Select from the records below every line that has the word "color" in it.

______________________________

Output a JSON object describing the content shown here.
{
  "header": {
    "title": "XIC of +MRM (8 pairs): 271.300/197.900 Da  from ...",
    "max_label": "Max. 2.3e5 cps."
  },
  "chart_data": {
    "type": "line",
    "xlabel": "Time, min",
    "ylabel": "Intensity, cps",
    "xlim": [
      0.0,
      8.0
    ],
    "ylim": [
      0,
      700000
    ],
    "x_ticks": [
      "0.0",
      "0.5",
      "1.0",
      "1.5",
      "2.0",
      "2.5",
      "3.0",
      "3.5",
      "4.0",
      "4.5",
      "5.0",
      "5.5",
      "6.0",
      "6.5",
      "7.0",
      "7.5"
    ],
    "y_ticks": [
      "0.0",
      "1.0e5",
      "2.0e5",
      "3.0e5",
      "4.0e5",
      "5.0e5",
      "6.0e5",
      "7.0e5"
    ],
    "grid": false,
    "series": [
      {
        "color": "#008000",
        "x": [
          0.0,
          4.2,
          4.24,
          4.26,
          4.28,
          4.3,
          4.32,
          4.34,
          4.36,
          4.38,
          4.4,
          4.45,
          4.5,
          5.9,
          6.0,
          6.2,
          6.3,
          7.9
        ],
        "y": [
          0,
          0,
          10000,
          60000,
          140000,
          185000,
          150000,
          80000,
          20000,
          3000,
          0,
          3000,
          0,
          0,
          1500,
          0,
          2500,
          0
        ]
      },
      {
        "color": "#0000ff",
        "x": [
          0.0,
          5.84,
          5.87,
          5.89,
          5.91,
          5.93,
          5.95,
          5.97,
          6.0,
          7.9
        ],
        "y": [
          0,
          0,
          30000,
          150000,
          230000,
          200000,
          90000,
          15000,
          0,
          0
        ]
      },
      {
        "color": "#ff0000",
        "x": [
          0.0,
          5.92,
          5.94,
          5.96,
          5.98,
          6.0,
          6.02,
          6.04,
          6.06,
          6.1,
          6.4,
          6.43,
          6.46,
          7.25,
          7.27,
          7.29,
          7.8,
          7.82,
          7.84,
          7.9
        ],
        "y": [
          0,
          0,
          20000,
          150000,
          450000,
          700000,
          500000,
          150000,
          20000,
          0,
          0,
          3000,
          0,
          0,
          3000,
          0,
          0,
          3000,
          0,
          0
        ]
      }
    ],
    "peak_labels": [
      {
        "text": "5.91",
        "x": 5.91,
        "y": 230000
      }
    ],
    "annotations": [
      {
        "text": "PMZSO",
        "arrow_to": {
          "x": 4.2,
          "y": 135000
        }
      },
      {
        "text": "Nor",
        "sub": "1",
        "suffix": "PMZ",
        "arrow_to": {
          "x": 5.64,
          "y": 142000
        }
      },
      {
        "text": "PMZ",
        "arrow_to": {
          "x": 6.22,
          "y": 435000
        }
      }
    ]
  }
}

______________________________

SOLUTION:
        "color": "#008000",
        "color": "#0000ff",
        "color": "#ff0000",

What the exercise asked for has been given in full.